Reproduce all of the data that follows, character for character.
:::
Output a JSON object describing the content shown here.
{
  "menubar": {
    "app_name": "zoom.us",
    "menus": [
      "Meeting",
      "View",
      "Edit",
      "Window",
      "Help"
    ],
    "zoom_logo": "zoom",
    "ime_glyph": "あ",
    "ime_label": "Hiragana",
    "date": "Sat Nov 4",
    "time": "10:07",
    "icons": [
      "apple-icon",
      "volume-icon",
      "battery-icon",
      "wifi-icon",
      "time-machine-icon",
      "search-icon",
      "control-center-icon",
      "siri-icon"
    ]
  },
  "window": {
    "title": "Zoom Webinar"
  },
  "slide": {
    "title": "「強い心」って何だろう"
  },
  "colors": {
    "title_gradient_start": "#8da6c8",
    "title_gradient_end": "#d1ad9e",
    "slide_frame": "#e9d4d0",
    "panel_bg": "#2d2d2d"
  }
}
:::
▶ _Answer to the task_
Output a JSON object describing the content shown here.
{
  "menubar": {
    "app_name": "zoom.us",
    "menus": [
      "Meeting",
      "View",
      "Edit",
      "Window",
      "Help"
    ],
    "zoom_logo": "zoom",
    "ime_glyph": "あ",
    "ime_label": "Hiragana",
    "date": "Sat Nov 4",
    "time": "10:07",
    "icons": [
      "apple-icon",
      "volume-icon",
      "battery-icon",
      "wifi-icon",
      "time-machine-icon",
      "search-icon",
      "control-center-icon",
      "siri-icon"
    ]
  },
  "window": {
    "title": "Zoom Webinar"
  },
  "slide": {
    "title": "「強い心」って何だろう"
  },
  "colors": {
    "title_gradient_start": "#8da6c8",
    "title_gradient_end": "#d1ad9e",
    "slide_frame": "#e9d4d0",
    "panel_bg": "#2d2d2d"
  }
}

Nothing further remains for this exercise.